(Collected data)
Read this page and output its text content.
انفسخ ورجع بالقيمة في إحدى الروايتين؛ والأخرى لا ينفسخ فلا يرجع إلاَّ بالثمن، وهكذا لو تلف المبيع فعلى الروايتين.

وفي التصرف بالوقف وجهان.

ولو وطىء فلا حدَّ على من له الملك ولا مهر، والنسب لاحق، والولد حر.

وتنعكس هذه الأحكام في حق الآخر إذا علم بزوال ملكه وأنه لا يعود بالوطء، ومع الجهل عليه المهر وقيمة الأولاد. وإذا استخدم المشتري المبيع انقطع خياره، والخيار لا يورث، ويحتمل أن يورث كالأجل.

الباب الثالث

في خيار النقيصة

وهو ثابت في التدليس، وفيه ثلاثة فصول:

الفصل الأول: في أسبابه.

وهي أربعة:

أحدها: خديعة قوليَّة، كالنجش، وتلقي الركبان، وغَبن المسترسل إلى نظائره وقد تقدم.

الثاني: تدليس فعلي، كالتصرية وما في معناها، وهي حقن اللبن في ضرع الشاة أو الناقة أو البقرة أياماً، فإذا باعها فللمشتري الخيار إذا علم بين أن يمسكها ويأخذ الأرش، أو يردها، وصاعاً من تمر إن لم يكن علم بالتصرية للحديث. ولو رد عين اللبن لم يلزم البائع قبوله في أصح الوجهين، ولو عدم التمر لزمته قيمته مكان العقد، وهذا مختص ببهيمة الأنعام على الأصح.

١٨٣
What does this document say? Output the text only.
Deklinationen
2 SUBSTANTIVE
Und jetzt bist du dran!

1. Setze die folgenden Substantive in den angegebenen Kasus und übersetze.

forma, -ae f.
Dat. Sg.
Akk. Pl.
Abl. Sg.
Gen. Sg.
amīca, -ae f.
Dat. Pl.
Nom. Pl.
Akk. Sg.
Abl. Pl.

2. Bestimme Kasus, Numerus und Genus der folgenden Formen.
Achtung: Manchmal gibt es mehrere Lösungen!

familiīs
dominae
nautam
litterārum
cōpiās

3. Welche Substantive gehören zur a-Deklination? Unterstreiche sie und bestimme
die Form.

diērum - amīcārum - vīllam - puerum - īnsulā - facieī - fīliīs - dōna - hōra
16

_Requirements:_
Each entry above needs to be retyped exactly.

_Answer to the exercise:_
Read this page and output its text content.
انفسخ ورجع بالقيمة في إحدى الروايتين؛ والأخرى لا ينفسخ فلا يرجع إلاَّ بالثمن، وهكذا لو تلف المبيع فعلى الروايتين.

وفي التصرف بالوقف وجهان.

ولو وطىء فلا حدَّ على من له الملك ولا مهر، والنسب لاحق، والولد حر.

وتنعكس هذه الأحكام في حق الآخر إذا علم بزوال ملكه وأنه لا يعود بالوطء، ومع الجهل عليه المهر وقيمة الأولاد. وإذا استخدم المشتري المبيع انقطع خياره، والخيار لا يورث، ويحتمل أن يورث كالأجل.

الباب الثالث

في خيار النقيصة

وهو ثابت في التدليس، وفيه ثلاثة فصول:

الفصل الأول: في أسبابه.

وهي أربعة:

أحدها: خديعة قوليَّة، كالنجش، وتلقي الركبان، وغَبن المسترسل إلى نظائره وقد تقدم.

الثاني: تدليس فعلي، كالتصرية وما في معناها، وهي حقن اللبن في ضرع الشاة أو الناقة أو البقرة أياماً، فإذا باعها فللمشتري الخيار إذا علم بين أن يمسكها ويأخذ الأرش، أو يردها، وصاعاً من تمر إن لم يكن علم بالتصرية للحديث. ولو رد عين اللبن لم يلزم البائع قبوله في أصح الوجهين، ولو عدم التمر لزمته قيمته مكان العقد، وهذا مختص ببهيمة الأنعام على الأصح.

١٨٣
What does this document say? Output the text only.
Deklinationen
2 SUBSTANTIVE
Und jetzt bist du dran!

1. Setze die folgenden Substantive in den angegebenen Kasus und übersetze.

forma, -ae f.
Dat. Sg.
Akk. Pl.
Abl. Sg.
Gen. Sg.
amīca, -ae f.
Dat. Pl.
Nom. Pl.
Akk. Sg.
Abl. Pl.

2. Bestimme Kasus, Numerus und Genus der folgenden Formen.
Achtung: Manchmal gibt es mehrere Lösungen!

familiīs
dominae
nautam
litterārum
cōpiās

3. Welche Substantive gehören zur a-Deklination? Unterstreiche sie und bestimme
die Form.

diērum - amīcārum - vīllam - puerum - īnsulā - facieī - fīliīs - dōna - hōra
16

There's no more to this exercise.